Set problem ▸ Write out each line of the listing as it stands, without the images.

Material provided ▸
(begin)
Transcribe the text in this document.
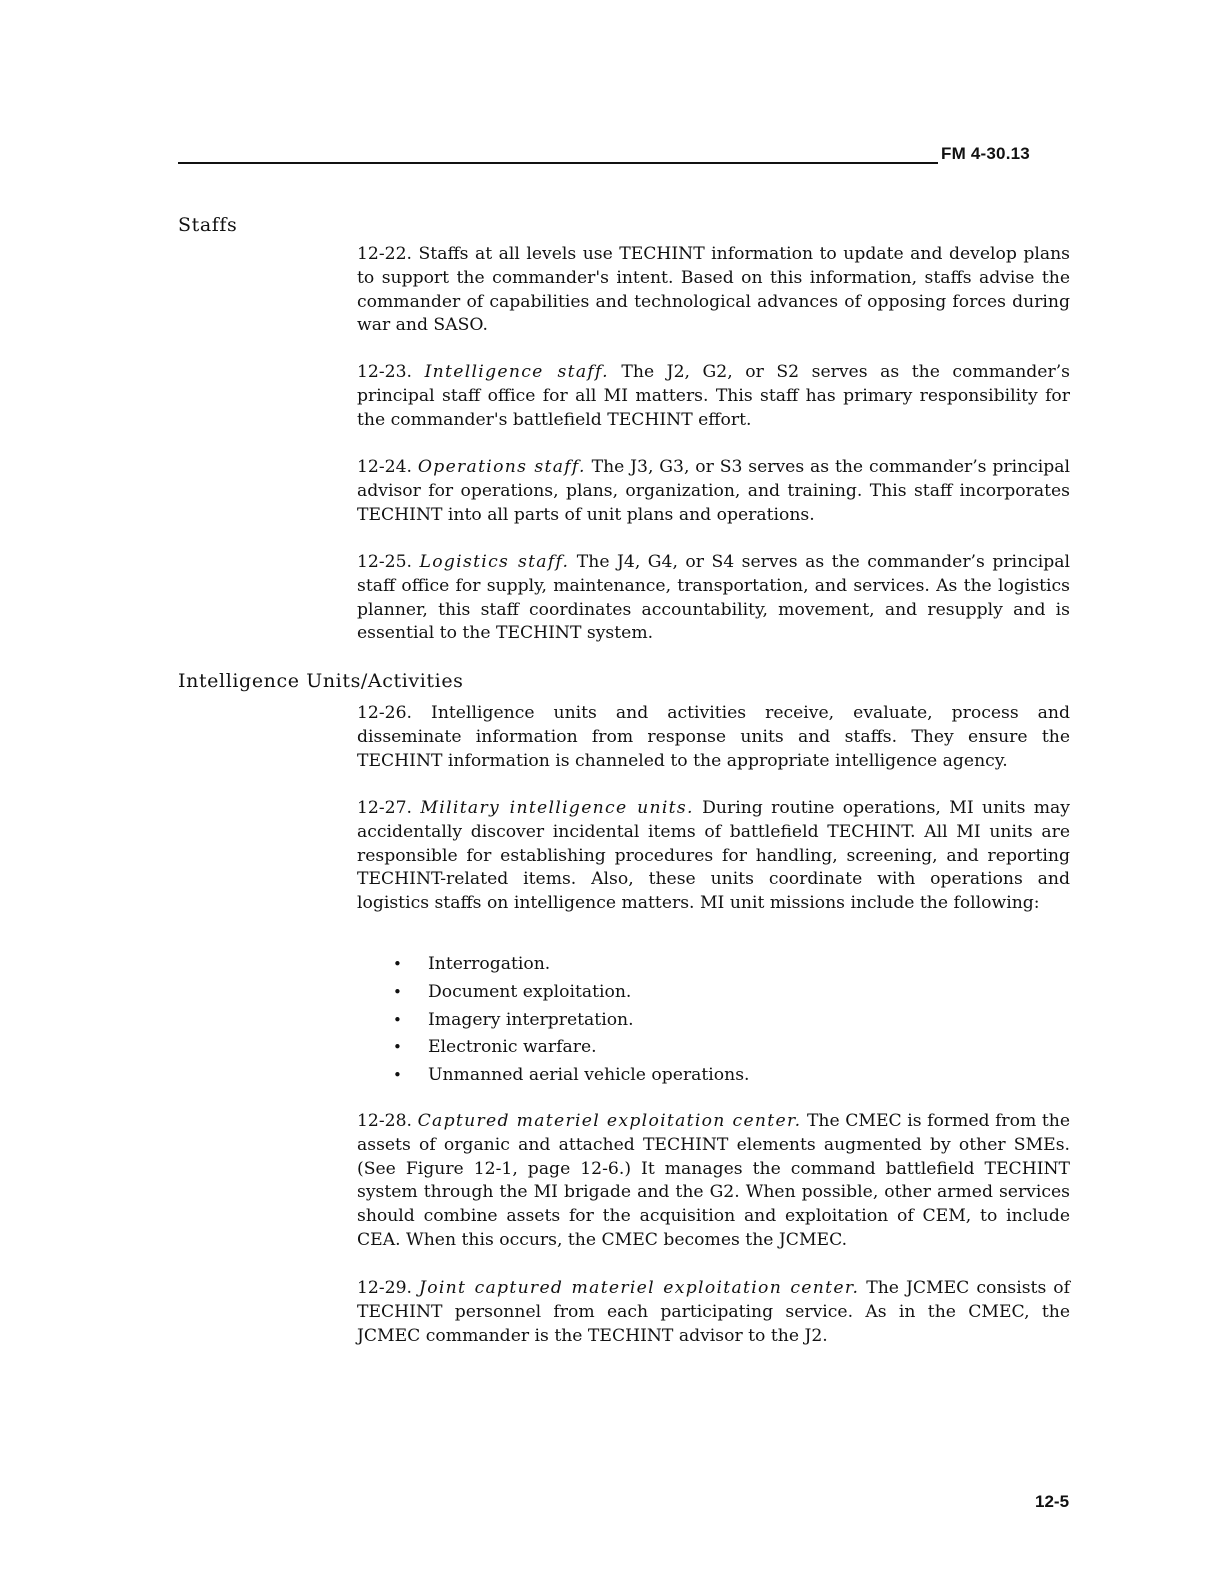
FM 4-30.13
Staffs

12-22. Staffs at all levels use TECHINT information to update and develop plans to support the commander's intent. Based on this information, staffs advise the commander of capabilities and technological advances of opposing forces during war and SASO.

12-23. Intelligence staff. The J2, G2, or S2 serves as the commander’s principal staff office for all MI matters. This staff has primary responsibility for the commander's battlefield TECHINT effort.

12-24. Operations staff. The J3, G3, or S3 serves as the commander’s principal advisor for operations, plans, organization, and training. This staff incorporates TECHINT into all parts of unit plans and operations.

12-25. Logistics staff. The J4, G4, or S4 serves as the commander’s principal staff office for supply, maintenance, transportation, and services. As the logistics planner, this staff coordinates accountability, movement, and resupply and is essential to the TECHINT system.

Intelligence Units/Activities

12-26. Intelligence units and activities receive, evaluate, process and disseminate information from response units and staffs. They ensure the TECHINT information is channeled to the appropriate intelligence agency.

12-27. Military intelligence units. During routine operations, MI units may accidentally discover incidental items of battlefield TECHINT. All MI units are responsible for establishing procedures for handling, screening, and reporting TECHINT-related items. Also, these units coordinate with operations and logistics staffs on intelligence matters. MI unit missions include the following:

• Interrogation.
• Document exploitation.
• Imagery interpretation.
• Electronic warfare.
• Unmanned aerial vehicle operations.

12-28. Captured materiel exploitation center. The CMEC is formed from the assets of organic and attached TECHINT elements augmented by other SMEs. (See Figure 12-1, page 12-6.) It manages the command battlefield TECHINT system through the MI brigade and the G2. When possible, other armed services should combine assets for the acquisition and exploitation of CEM, to include CEA. When this occurs, the CMEC becomes the JCMEC.

12-29. Joint captured materiel exploitation center. The JCMEC consists of TECHINT personnel from each participating service. As in the CMEC, the JCMEC commander is the TECHINT advisor to the J2.

12-5
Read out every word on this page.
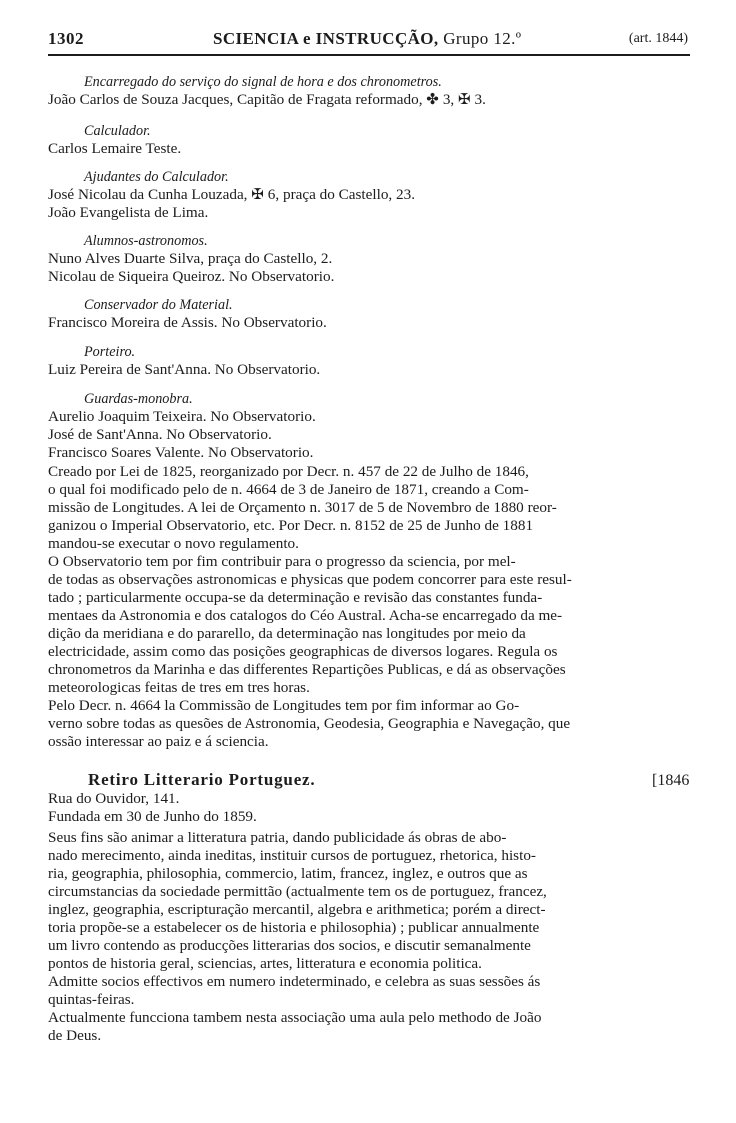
1302	SCIENCIA e INSTRUCÇÃO, Grupo 12.º	(art. 1844)
Encarregado do serviço do signal de hora e dos chronometros.
João Carlos de Souza Jacques, Capitão de Fragata reformado, ✤ 3, ✠ 3.
Calculador.
Carlos Lemaire Teste.
Ajudantes do Calculador.
José Nicolau da Cunha Louzada, ✠ 6, praça do Castello, 23.
João Evangelista de Lima.
Alumnos-astronomos.
Nuno Alves Duarte Silva, praça do Castello, 2.
Nicolau de Siqueira Queiroz. No Observatorio.
Conservador do Material.
Francisco Moreira de Assis. No Observatorio.
Porteiro.
Luiz Pereira de Sant'Anna. No Observatorio.
Guardas-monobra.
Aurelio Joaquim Teixeira. No Observatorio.
José de Sant'Anna. No Observatorio.
Francisco Soares Valente. No Observatorio.
Creado por Lei de 1825, reorganizado por Decr. n. 457 de 22 de Julho de 1846,
o qual foi modificado pelo de n. 4664 de 3 de Janeiro de 1871, creando a Com-
missão de Longitudes. A lei de Orçamento n. 3017 de 5 de Novembro de 1880 reor-
ganizou o Imperial Observatorio, etc. Por Decr. n. 8152 de 25 de Junho de 1881
mandou-se executar o novo regulamento.
O Observatorio tem por fim contribuir para o progresso da sciencia, por mel-
de todas as observações astronomicas e physicas que podem concorrer para este resul-
tado ; particularmente occupa-se da determinação e revisão das constantes funda-
mentaes da Astronomia e dos catalogos do Céo Austral. Acha-se encarregado da me-
dição da meridiana e do pararello, da determinação nas longitudes por meio da
electricidade, assim como das posições geographicas de diversos logares. Regula os
chronometros da Marinha e das differentes Repartições Publicas, e dá as observações
meteorologicas feitas de tres em tres horas.
Pelo Decr. n. 4664 la Commissão de Longitudes tem por fim informar ao Go-
verno sobre todas as quesões de Astronomia, Geodesia, Geographia e Navegação, que
ossão interessar ao paiz e á sciencia.
Retiro Litterario Portuguez.	[1846
Rua do Ouvidor, 141.
Fundada em 30 de Junho do 1859.
Seus fins são animar a litteratura patria, dando publicidade ás obras de abo-
nado merecimento, ainda ineditas, instituir cursos de portuguez, rhetorica, histo-
ria, geographia, philosophia, commercio, latim, francez, inglez, e outros que as
circumstancias da sociedade permittão (actualmente tem os de portuguez, francez,
inglez, geographia, escripturação mercantil, algebra e arithmetica; porém a direct-
toria propõe-se a estabelecer os de historia e philosophia) ; publicar annualmente
um livro contendo as producções litterarias dos socios, e discutir semanalmente
pontos de historia geral, sciencias, artes, litteratura e economia politica.
Admitte socios effectivos em numero indeterminado, e celebra as suas sessões ás
quintas-feiras.
Actualmente funcciona tambem nesta associação uma aula pelo methodo de João
de Deus.
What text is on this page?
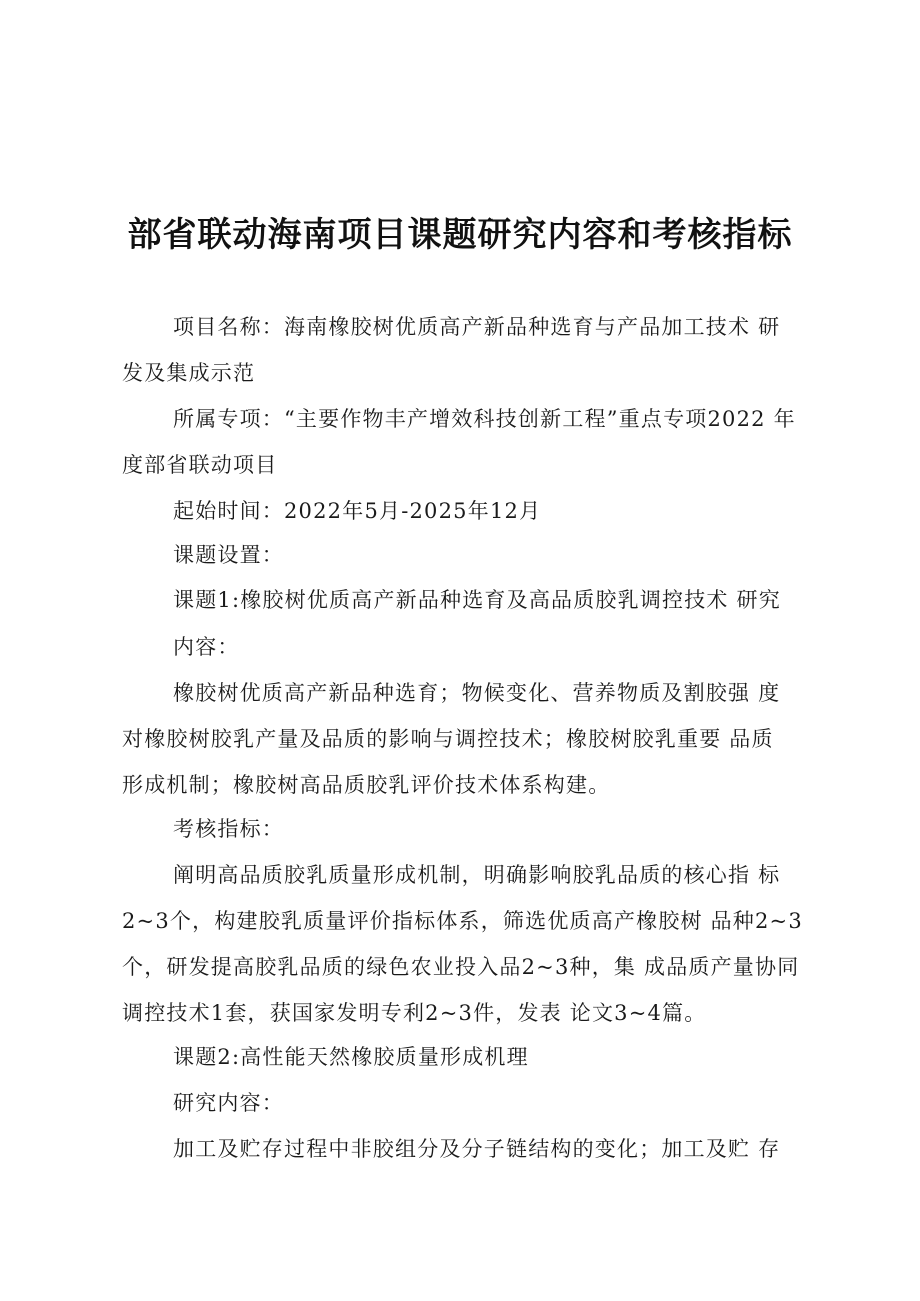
部省联动海南项目课题研究内容和考核指标
项目名称：海南橡胶树优质高产新品种选育与产品加工技术 研
发及集成示范
所属专项：“主要作物丰产增效科技创新工程”重点专项2022 年
度部省联动项目
起始时间：2022年5月-2025年12月
课题设置：
课题1:橡胶树优质高产新品种选育及高品质胶乳调控技术 研究
内容：
橡胶树优质高产新品种选育；物候变化、营养物质及割胶强 度
对橡胶树胶乳产量及品质的影响与调控技术；橡胶树胶乳重要 品质
形成机制；橡胶树高品质胶乳评价技术体系构建。
考核指标：
阐明高品质胶乳质量形成机制，明确影响胶乳品质的核心指 标
2~3个，构建胶乳质量评价指标体系，筛选优质高产橡胶树 品种2~3
个，研发提高胶乳品质的绿色农业投入品2~3种，集 成品质产量协同
调控技术1套，获国家发明专利2~3件，发表 论文3~4篇。
课题2:高性能天然橡胶质量形成机理
研究内容：
加工及贮存过程中非胶组分及分子链结构的变化；加工及贮 存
(end)
Task answer ▸
Transcribe the text in this document.
FM 4-30.13
Staffs

12-22. Staffs at all levels use TECHINT information to update and develop plans to support the commander's intent. Based on this information, staffs advise the commander of capabilities and technological advances of opposing forces during war and SASO.

12-23. Intelligence staff. The J2, G2, or S2 serves as the commander’s principal staff office for all MI matters. This staff has primary responsibility for the commander's battlefield TECHINT effort.

12-24. Operations staff. The J3, G3, or S3 serves as the commander’s principal advisor for operations, plans, organization, and training. This staff incorporates TECHINT into all parts of unit plans and operations.

12-25. Logistics staff. The J4, G4, or S4 serves as the commander’s principal staff office for supply, maintenance, transportation, and services. As the logistics planner, this staff coordinates accountability, movement, and resupply and is essential to the TECHINT system.

Intelligence Units/Activities

12-26. Intelligence units and activities receive, evaluate, process and disseminate information from response units and staffs. They ensure the TECHINT information is channeled to the appropriate intelligence agency.

12-27. Military intelligence units. During routine operations, MI units may accidentally discover incidental items of battlefield TECHINT. All MI units are responsible for establishing procedures for handling, screening, and reporting TECHINT-related items. Also, these units coordinate with operations and logistics staffs on intelligence matters. MI unit missions include the following:

• Interrogation.
• Document exploitation.
• Imagery interpretation.
• Electronic warfare.
• Unmanned aerial vehicle operations.

12-28. Captured materiel exploitation center. The CMEC is formed from the assets of organic and attached TECHINT elements augmented by other SMEs. (See Figure 12-1, page 12-6.) It manages the command battlefield TECHINT system through the MI brigade and the G2. When possible, other armed services should combine assets for the acquisition and exploitation of CEM, to include CEA. When this occurs, the CMEC becomes the JCMEC.

12-29. Joint captured materiel exploitation center. The JCMEC consists of TECHINT personnel from each participating service. As in the CMEC, the JCMEC commander is the TECHINT advisor to the J2.

12-5
Read out every word on this page.
1302	SCIENCIA e INSTRUCÇÃO, Grupo 12.º	(art. 1844)
Encarregado do serviço do signal de hora e dos chronometros.
João Carlos de Souza Jacques, Capitão de Fragata reformado, ✤ 3, ✠ 3.
Calculador.
Carlos Lemaire Teste.
Ajudantes do Calculador.
José Nicolau da Cunha Louzada, ✠ 6, praça do Castello, 23.
João Evangelista de Lima.
Alumnos-astronomos.
Nuno Alves Duarte Silva, praça do Castello, 2.
Nicolau de Siqueira Queiroz. No Observatorio.
Conservador do Material.
Francisco Moreira de Assis. No Observatorio.
Porteiro.
Luiz Pereira de Sant'Anna. No Observatorio.
Guardas-monobra.
Aurelio Joaquim Teixeira. No Observatorio.
José de Sant'Anna. No Observatorio.
Francisco Soares Valente. No Observatorio.
Creado por Lei de 1825, reorganizado por Decr. n. 457 de 22 de Julho de 1846,
o qual foi modificado pelo de n. 4664 de 3 de Janeiro de 1871, creando a Com-
missão de Longitudes. A lei de Orçamento n. 3017 de 5 de Novembro de 1880 reor-
ganizou o Imperial Observatorio, etc. Por Decr. n. 8152 de 25 de Junho de 1881
mandou-se executar o novo regulamento.
O Observatorio tem por fim contribuir para o progresso da sciencia, por mel-
de todas as observações astronomicas e physicas que podem concorrer para este resul-
tado ; particularmente occupa-se da determinação e revisão das constantes funda-
mentaes da Astronomia e dos catalogos do Céo Austral. Acha-se encarregado da me-
dição da meridiana e do pararello, da determinação nas longitudes por meio da
electricidade, assim como das posições geographicas de diversos logares. Regula os
chronometros da Marinha e das differentes Repartições Publicas, e dá as observações
meteorologicas feitas de tres em tres horas.
Pelo Decr. n. 4664 la Commissão de Longitudes tem por fim informar ao Go-
verno sobre todas as quesões de Astronomia, Geodesia, Geographia e Navegação, que
ossão interessar ao paiz e á sciencia.
Retiro Litterario Portuguez.	[1846
Rua do Ouvidor, 141.
Fundada em 30 de Junho do 1859.
Seus fins são animar a litteratura patria, dando publicidade ás obras de abo-
nado merecimento, ainda ineditas, instituir cursos de portuguez, rhetorica, histo-
ria, geographia, philosophia, commercio, latim, francez, inglez, e outros que as
circumstancias da sociedade permittão (actualmente tem os de portuguez, francez,
inglez, geographia, escripturação mercantil, algebra e arithmetica; porém a direct-
toria propõe-se a estabelecer os de historia e philosophia) ; publicar annualmente
um livro contendo as producções litterarias dos socios, e discutir semanalmente
pontos de historia geral, sciencias, artes, litteratura e economia politica.
Admitte socios effectivos em numero indeterminado, e celebra as suas sessões ás
quintas-feiras.
Actualmente funcciona tambem nesta associação uma aula pelo methodo de João
de Deus.
What text is on this page?
部省联动海南项目课题研究内容和考核指标
项目名称：海南橡胶树优质高产新品种选育与产品加工技术 研
发及集成示范
所属专项：“主要作物丰产增效科技创新工程”重点专项2022 年
度部省联动项目
起始时间：2022年5月-2025年12月
课题设置：
课题1:橡胶树优质高产新品种选育及高品质胶乳调控技术 研究
内容：
橡胶树优质高产新品种选育；物候变化、营养物质及割胶强 度
对橡胶树胶乳产量及品质的影响与调控技术；橡胶树胶乳重要 品质
形成机制；橡胶树高品质胶乳评价技术体系构建。
考核指标：
阐明高品质胶乳质量形成机制，明确影响胶乳品质的核心指 标
2~3个，构建胶乳质量评价指标体系，筛选优质高产橡胶树 品种2~3
个，研发提高胶乳品质的绿色农业投入品2~3种，集 成品质产量协同
调控技术1套，获国家发明专利2~3件，发表 论文3~4篇。
课题2:高性能天然橡胶质量形成机理
研究内容：
加工及贮存过程中非胶组分及分子链结构的变化；加工及贮 存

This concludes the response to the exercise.